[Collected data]
........
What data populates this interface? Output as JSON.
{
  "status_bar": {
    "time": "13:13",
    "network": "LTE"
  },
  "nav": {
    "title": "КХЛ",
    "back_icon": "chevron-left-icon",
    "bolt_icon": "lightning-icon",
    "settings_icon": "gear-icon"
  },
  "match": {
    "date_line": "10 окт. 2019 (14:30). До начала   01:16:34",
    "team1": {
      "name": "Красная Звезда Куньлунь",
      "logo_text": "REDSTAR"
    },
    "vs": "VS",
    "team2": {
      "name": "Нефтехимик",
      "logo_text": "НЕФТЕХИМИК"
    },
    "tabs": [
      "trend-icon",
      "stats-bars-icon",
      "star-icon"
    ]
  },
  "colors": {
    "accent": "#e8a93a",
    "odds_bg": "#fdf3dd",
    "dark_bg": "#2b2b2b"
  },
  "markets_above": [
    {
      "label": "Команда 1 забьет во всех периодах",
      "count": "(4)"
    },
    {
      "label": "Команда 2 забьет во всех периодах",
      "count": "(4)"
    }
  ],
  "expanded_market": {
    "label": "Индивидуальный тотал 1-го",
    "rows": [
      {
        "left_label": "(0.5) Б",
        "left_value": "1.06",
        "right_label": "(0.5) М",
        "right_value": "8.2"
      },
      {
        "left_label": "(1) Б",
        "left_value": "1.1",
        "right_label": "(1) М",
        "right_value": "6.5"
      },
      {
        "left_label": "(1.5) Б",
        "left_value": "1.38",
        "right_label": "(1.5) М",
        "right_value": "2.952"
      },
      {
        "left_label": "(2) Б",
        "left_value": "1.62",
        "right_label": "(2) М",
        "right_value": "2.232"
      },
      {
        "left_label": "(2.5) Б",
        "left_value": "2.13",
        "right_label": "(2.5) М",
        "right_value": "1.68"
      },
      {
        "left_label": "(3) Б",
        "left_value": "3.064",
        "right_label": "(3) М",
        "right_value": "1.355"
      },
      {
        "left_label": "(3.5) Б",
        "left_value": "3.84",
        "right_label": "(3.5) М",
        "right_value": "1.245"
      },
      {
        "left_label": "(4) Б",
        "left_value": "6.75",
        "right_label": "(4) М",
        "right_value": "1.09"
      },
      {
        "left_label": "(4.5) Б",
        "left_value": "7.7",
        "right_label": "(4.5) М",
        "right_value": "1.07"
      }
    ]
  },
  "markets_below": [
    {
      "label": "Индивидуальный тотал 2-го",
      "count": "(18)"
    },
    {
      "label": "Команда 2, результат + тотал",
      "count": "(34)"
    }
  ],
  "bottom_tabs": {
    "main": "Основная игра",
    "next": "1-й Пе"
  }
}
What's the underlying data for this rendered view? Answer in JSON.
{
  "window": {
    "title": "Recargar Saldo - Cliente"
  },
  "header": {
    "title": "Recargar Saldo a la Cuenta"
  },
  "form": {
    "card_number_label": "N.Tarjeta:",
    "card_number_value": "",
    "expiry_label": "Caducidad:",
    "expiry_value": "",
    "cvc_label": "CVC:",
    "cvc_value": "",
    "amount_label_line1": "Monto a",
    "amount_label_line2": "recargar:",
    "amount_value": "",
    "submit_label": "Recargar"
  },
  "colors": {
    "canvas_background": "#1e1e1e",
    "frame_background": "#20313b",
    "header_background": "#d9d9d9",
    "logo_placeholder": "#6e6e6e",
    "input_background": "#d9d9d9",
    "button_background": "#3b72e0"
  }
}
........
◆ To be done ◆
Using the data above, return each line exactly as written.

◆ Solution for this problem ◆
What data populates this interface? Output as JSON.
{
  "status_bar": {
    "time": "13:13",
    "network": "LTE"
  },
  "nav": {
    "title": "КХЛ",
    "back_icon": "chevron-left-icon",
    "bolt_icon": "lightning-icon",
    "settings_icon": "gear-icon"
  },
  "match": {
    "date_line": "10 окт. 2019 (14:30). До начала   01:16:34",
    "team1": {
      "name": "Красная Звезда Куньлунь",
      "logo_text": "REDSTAR"
    },
    "vs": "VS",
    "team2": {
      "name": "Нефтехимик",
      "logo_text": "НЕФТЕХИМИК"
    },
    "tabs": [
      "trend-icon",
      "stats-bars-icon",
      "star-icon"
    ]
  },
  "colors": {
    "accent": "#e8a93a",
    "odds_bg": "#fdf3dd",
    "dark_bg": "#2b2b2b"
  },
  "markets_above": [
    {
      "label": "Команда 1 забьет во всех периодах",
      "count": "(4)"
    },
    {
      "label": "Команда 2 забьет во всех периодах",
      "count": "(4)"
    }
  ],
  "expanded_market": {
    "label": "Индивидуальный тотал 1-го",
    "rows": [
      {
        "left_label": "(0.5) Б",
        "left_value": "1.06",
        "right_label": "(0.5) М",
        "right_value": "8.2"
      },
      {
        "left_label": "(1) Б",
        "left_value": "1.1",
        "right_label": "(1) М",
        "right_value": "6.5"
      },
      {
        "left_label": "(1.5) Б",
        "left_value": "1.38",
        "right_label": "(1.5) М",
        "right_value": "2.952"
      },
      {
        "left_label": "(2) Б",
        "left_value": "1.62",
        "right_label": "(2) М",
        "right_value": "2.232"
      },
      {
        "left_label": "(2.5) Б",
        "left_value": "2.13",
        "right_label": "(2.5) М",
        "right_value": "1.68"
      },
      {
        "left_label": "(3) Б",
        "left_value": "3.064",
        "right_label": "(3) М",
        "right_value": "1.355"
      },
      {
        "left_label": "(3.5) Б",
        "left_value": "3.84",
        "right_label": "(3.5) М",
        "right_value": "1.245"
      },
      {
        "left_label": "(4) Б",
        "left_value": "6.75",
        "right_label": "(4) М",
        "right_value": "1.09"
      },
      {
        "left_label": "(4.5) Б",
        "left_value": "7.7",
        "right_label": "(4.5) М",
        "right_value": "1.07"
      }
    ]
  },
  "markets_below": [
    {
      "label": "Индивидуальный тотал 2-го",
      "count": "(18)"
    },
    {
      "label": "Команда 2, результат + тотал",
      "count": "(34)"
    }
  ],
  "bottom_tabs": {
    "main": "Основная игра",
    "next": "1-й Пе"
  }
}
What's the underlying data for this rendered view? Answer in JSON.
{
  "window": {
    "title": "Recargar Saldo - Cliente"
  },
  "header": {
    "title": "Recargar Saldo a la Cuenta"
  },
  "form": {
    "card_number_label": "N.Tarjeta:",
    "card_number_value": "",
    "expiry_label": "Caducidad:",
    "expiry_value": "",
    "cvc_label": "CVC:",
    "cvc_value": "",
    "amount_label_line1": "Monto a",
    "amount_label_line2": "recargar:",
    "amount_value": "",
    "submit_label": "Recargar"
  },
  "colors": {
    "canvas_background": "#1e1e1e",
    "frame_background": "#20313b",
    "header_background": "#d9d9d9",
    "logo_placeholder": "#6e6e6e",
    "input_background": "#d9d9d9",
    "button_background": "#3b72e0"
  }
}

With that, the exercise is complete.